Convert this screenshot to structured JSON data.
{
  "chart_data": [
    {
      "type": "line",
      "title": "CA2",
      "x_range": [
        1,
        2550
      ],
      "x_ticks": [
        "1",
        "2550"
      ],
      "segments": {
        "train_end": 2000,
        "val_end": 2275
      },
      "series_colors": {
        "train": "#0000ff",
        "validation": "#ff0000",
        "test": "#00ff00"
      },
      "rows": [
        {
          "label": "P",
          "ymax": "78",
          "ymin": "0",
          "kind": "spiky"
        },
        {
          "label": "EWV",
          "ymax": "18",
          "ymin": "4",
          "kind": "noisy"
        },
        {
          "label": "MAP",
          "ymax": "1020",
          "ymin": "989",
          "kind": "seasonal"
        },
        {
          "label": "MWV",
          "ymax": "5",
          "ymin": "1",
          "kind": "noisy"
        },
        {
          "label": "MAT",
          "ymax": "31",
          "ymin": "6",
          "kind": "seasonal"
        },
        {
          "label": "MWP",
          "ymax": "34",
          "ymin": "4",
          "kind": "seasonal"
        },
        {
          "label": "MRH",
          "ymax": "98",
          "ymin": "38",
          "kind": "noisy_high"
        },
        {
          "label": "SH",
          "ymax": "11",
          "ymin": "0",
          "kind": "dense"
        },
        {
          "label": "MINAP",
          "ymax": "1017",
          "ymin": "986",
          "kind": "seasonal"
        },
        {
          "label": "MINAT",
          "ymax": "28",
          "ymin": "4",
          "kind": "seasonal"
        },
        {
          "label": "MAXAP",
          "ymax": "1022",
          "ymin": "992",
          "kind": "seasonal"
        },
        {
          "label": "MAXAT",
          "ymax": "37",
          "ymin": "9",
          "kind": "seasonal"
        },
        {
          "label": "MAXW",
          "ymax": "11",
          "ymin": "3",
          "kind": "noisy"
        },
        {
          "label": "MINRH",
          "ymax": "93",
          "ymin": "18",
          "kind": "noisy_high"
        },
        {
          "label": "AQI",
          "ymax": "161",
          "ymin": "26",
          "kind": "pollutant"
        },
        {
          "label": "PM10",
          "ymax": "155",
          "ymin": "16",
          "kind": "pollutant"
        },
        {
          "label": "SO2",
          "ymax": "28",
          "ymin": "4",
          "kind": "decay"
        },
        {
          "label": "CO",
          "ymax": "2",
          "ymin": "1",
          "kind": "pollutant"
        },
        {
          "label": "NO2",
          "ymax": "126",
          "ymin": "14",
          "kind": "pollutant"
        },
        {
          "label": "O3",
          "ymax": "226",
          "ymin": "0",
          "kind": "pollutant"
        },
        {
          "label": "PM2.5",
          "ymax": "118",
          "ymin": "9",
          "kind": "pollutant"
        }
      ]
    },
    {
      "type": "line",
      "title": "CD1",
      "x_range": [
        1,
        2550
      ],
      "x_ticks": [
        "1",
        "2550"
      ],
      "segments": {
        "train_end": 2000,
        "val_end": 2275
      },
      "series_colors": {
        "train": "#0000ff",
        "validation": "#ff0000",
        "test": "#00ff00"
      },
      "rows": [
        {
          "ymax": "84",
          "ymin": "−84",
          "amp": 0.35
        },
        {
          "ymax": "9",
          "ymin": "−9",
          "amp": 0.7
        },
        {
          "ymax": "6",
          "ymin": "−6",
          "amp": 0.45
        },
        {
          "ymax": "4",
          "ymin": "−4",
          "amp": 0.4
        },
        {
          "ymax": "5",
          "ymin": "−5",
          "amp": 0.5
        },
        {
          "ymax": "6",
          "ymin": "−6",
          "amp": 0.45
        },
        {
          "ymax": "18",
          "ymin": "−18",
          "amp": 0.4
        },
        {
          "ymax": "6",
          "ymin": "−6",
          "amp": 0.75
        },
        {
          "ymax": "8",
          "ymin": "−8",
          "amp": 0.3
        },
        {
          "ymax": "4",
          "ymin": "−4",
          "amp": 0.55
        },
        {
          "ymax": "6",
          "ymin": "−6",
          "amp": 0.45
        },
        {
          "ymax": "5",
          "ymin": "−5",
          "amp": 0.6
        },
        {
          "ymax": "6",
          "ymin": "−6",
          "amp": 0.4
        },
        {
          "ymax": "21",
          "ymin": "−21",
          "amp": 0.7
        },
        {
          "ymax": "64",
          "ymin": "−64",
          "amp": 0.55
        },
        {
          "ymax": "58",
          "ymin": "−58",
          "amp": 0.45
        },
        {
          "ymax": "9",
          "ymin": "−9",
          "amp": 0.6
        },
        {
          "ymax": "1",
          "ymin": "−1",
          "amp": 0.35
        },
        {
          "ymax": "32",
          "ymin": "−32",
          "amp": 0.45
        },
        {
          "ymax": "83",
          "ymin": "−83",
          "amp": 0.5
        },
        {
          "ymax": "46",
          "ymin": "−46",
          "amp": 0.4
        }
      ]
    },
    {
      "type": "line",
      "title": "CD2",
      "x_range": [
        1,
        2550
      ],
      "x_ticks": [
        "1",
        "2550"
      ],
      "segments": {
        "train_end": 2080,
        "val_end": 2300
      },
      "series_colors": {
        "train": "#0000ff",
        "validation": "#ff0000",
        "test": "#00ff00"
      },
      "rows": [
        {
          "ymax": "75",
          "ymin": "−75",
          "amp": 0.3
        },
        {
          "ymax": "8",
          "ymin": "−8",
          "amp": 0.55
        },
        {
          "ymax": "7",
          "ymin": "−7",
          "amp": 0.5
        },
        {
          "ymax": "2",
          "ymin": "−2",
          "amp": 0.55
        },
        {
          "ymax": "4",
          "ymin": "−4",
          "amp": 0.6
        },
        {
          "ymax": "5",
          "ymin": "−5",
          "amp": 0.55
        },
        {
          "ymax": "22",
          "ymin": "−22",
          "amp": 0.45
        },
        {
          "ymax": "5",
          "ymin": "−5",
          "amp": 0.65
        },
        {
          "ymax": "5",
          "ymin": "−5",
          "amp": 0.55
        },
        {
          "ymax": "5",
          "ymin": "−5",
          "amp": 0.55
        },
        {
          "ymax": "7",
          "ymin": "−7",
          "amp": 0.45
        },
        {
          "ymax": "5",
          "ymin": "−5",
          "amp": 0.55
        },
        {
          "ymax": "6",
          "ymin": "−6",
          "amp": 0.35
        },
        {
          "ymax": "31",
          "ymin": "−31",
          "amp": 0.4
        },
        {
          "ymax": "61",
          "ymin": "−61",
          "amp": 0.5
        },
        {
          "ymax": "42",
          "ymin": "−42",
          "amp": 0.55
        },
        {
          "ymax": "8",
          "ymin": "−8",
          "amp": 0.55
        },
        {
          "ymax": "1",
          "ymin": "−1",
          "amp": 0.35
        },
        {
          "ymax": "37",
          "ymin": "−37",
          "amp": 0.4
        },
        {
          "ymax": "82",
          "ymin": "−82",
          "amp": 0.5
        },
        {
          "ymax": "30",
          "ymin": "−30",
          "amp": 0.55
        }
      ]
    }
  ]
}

•••

Exercise | Every line above should be retyped exactly as given.

Reply to the exercise |
Convert this screenshot to structured JSON data.
{
  "chart_data": [
    {
      "type": "line",
      "title": "CA2",
      "x_range": [
        1,
        2550
      ],
      "x_ticks": [
        "1",
        "2550"
      ],
      "segments": {
        "train_end": 2000,
        "val_end": 2275
      },
      "series_colors": {
        "train": "#0000ff",
        "validation": "#ff0000",
        "test": "#00ff00"
      },
      "rows": [
        {
          "label": "P",
          "ymax": "78",
          "ymin": "0",
          "kind": "spiky"
        },
        {
          "label": "EWV",
          "ymax": "18",
          "ymin": "4",
          "kind": "noisy"
        },
        {
          "label": "MAP",
          "ymax": "1020",
          "ymin": "989",
          "kind": "seasonal"
        },
        {
          "label": "MWV",
          "ymax": "5",
          "ymin": "1",
          "kind": "noisy"
        },
        {
          "label": "MAT",
          "ymax": "31",
          "ymin": "6",
          "kind": "seasonal"
        },
        {
          "label": "MWP",
          "ymax": "34",
          "ymin": "4",
          "kind": "seasonal"
        },
        {
          "label": "MRH",
          "ymax": "98",
          "ymin": "38",
          "kind": "noisy_high"
        },
        {
          "label": "SH",
          "ymax": "11",
          "ymin": "0",
          "kind": "dense"
        },
        {
          "label": "MINAP",
          "ymax": "1017",
          "ymin": "986",
          "kind": "seasonal"
        },
        {
          "label": "MINAT",
          "ymax": "28",
          "ymin": "4",
          "kind": "seasonal"
        },
        {
          "label": "MAXAP",
          "ymax": "1022",
          "ymin": "992",
          "kind": "seasonal"
        },
        {
          "label": "MAXAT",
          "ymax": "37",
          "ymin": "9",
          "kind": "seasonal"
        },
        {
          "label": "MAXW",
          "ymax": "11",
          "ymin": "3",
          "kind": "noisy"
        },
        {
          "label": "MINRH",
          "ymax": "93",
          "ymin": "18",
          "kind": "noisy_high"
        },
        {
          "label": "AQI",
          "ymax": "161",
          "ymin": "26",
          "kind": "pollutant"
        },
        {
          "label": "PM10",
          "ymax": "155",
          "ymin": "16",
          "kind": "pollutant"
        },
        {
          "label": "SO2",
          "ymax": "28",
          "ymin": "4",
          "kind": "decay"
        },
        {
          "label": "CO",
          "ymax": "2",
          "ymin": "1",
          "kind": "pollutant"
        },
        {
          "label": "NO2",
          "ymax": "126",
          "ymin": "14",
          "kind": "pollutant"
        },
        {
          "label": "O3",
          "ymax": "226",
          "ymin": "0",
          "kind": "pollutant"
        },
        {
          "label": "PM2.5",
          "ymax": "118",
          "ymin": "9",
          "kind": "pollutant"
        }
      ]
    },
    {
      "type": "line",
      "title": "CD1",
      "x_range": [
        1,
        2550
      ],
      "x_ticks": [
        "1",
        "2550"
      ],
      "segments": {
        "train_end": 2000,
        "val_end": 2275
      },
      "series_colors": {
        "train": "#0000ff",
        "validation": "#ff0000",
        "test": "#00ff00"
      },
      "rows": [
        {
          "ymax": "84",
          "ymin": "−84",
          "amp": 0.35
        },
        {
          "ymax": "9",
          "ymin": "−9",
          "amp": 0.7
        },
        {
          "ymax": "6",
          "ymin": "−6",
          "amp": 0.45
        },
        {
          "ymax": "4",
          "ymin": "−4",
          "amp": 0.4
        },
        {
          "ymax": "5",
          "ymin": "−5",
          "amp": 0.5
        },
        {
          "ymax": "6",
          "ymin": "−6",
          "amp": 0.45
        },
        {
          "ymax": "18",
          "ymin": "−18",
          "amp": 0.4
        },
        {
          "ymax": "6",
          "ymin": "−6",
          "amp": 0.75
        },
        {
          "ymax": "8",
          "ymin": "−8",
          "amp": 0.3
        },
        {
          "ymax": "4",
          "ymin": "−4",
          "amp": 0.55
        },
        {
          "ymax": "6",
          "ymin": "−6",
          "amp": 0.45
        },
        {
          "ymax": "5",
          "ymin": "−5",
          "amp": 0.6
        },
        {
          "ymax": "6",
          "ymin": "−6",
          "amp": 0.4
        },
        {
          "ymax": "21",
          "ymin": "−21",
          "amp": 0.7
        },
        {
          "ymax": "64",
          "ymin": "−64",
          "amp": 0.55
        },
        {
          "ymax": "58",
          "ymin": "−58",
          "amp": 0.45
        },
        {
          "ymax": "9",
          "ymin": "−9",
          "amp": 0.6
        },
        {
          "ymax": "1",
          "ymin": "−1",
          "amp": 0.35
        },
        {
          "ymax": "32",
          "ymin": "−32",
          "amp": 0.45
        },
        {
          "ymax": "83",
          "ymin": "−83",
          "amp": 0.5
        },
        {
          "ymax": "46",
          "ymin": "−46",
          "amp": 0.4
        }
      ]
    },
    {
      "type": "line",
      "title": "CD2",
      "x_range": [
        1,
        2550
      ],
      "x_ticks": [
        "1",
        "2550"
      ],
      "segments": {
        "train_end": 2080,
        "val_end": 2300
      },
      "series_colors": {
        "train": "#0000ff",
        "validation": "#ff0000",
        "test": "#00ff00"
      },
      "rows": [
        {
          "ymax": "75",
          "ymin": "−75",
          "amp": 0.3
        },
        {
          "ymax": "8",
          "ymin": "−8",
          "amp": 0.55
        },
        {
          "ymax": "7",
          "ymin": "−7",
          "amp": 0.5
        },
        {
          "ymax": "2",
          "ymin": "−2",
          "amp": 0.55
        },
        {
          "ymax": "4",
          "ymin": "−4",
          "amp": 0.6
        },
        {
          "ymax": "5",
          "ymin": "−5",
          "amp": 0.55
        },
        {
          "ymax": "22",
          "ymin": "−22",
          "amp": 0.45
        },
        {
          "ymax": "5",
          "ymin": "−5",
          "amp": 0.65
        },
        {
          "ymax": "5",
          "ymin": "−5",
          "amp": 0.55
        },
        {
          "ymax": "5",
          "ymin": "−5",
          "amp": 0.55
        },
        {
          "ymax": "7",
          "ymin": "−7",
          "amp": 0.45
        },
        {
          "ymax": "5",
          "ymin": "−5",
          "amp": 0.55
        },
        {
          "ymax": "6",
          "ymin": "−6",
          "amp": 0.35
        },
        {
          "ymax": "31",
          "ymin": "−31",
          "amp": 0.4
        },
        {
          "ymax": "61",
          "ymin": "−61",
          "amp": 0.5
        },
        {
          "ymax": "42",
          "ymin": "−42",
          "amp": 0.55
        },
        {
          "ymax": "8",
          "ymin": "−8",
          "amp": 0.55
        },
        {
          "ymax": "1",
          "ymin": "−1",
          "amp": 0.35
        },
        {
          "ymax": "37",
          "ymin": "−37",
          "amp": 0.4
        },
        {
          "ymax": "82",
          "ymin": "−82",
          "amp": 0.5
        },
        {
          "ymax": "30",
          "ymin": "−30",
          "amp": 0.55
        }
      ]
    }
  ]
}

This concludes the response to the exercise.